● TASK TO CARRY OUT:
Transcribe every line exactly and omit anything that is a picture.

★ ★ ★ ★ ★

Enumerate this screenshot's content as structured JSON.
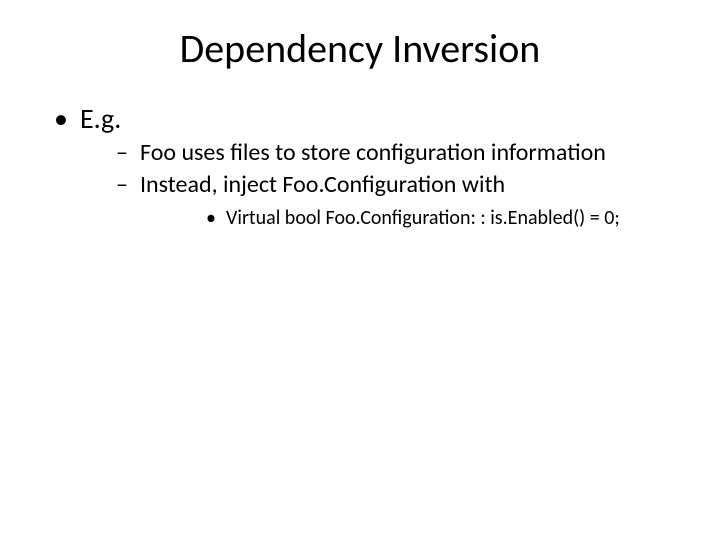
{
  "title": "Dependency Inversion",
  "lvl1": {
    "item0": "E.g."
  },
  "lvl2": {
    "item0": "Foo uses files to store configuration information",
    "item1": "Instead, inject Foo.Configuration with"
  },
  "lvl3": {
    "item0": "Virtual bool Foo.Configuration: : is.Enabled() = 0;"
  }
}
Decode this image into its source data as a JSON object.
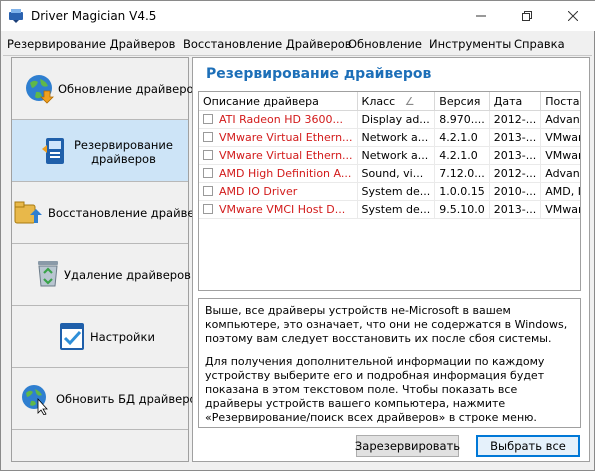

★ ★ ★ ★ ★

● RESULT OF THE EXERCISE:
Enumerate this screenshot's content as structured JSON.
{
  "title": "Dependency Inversion",
  "lvl1": {
    "item0": "E.g."
  },
  "lvl2": {
    "item0": "Foo uses files to store configuration information",
    "item1": "Instead, inject Foo.Configuration with"
  },
  "lvl3": {
    "item0": "Virtual bool Foo.Configuration: : is.Enabled() = 0;"
  }
}
Decode this image into its source data as a JSON object.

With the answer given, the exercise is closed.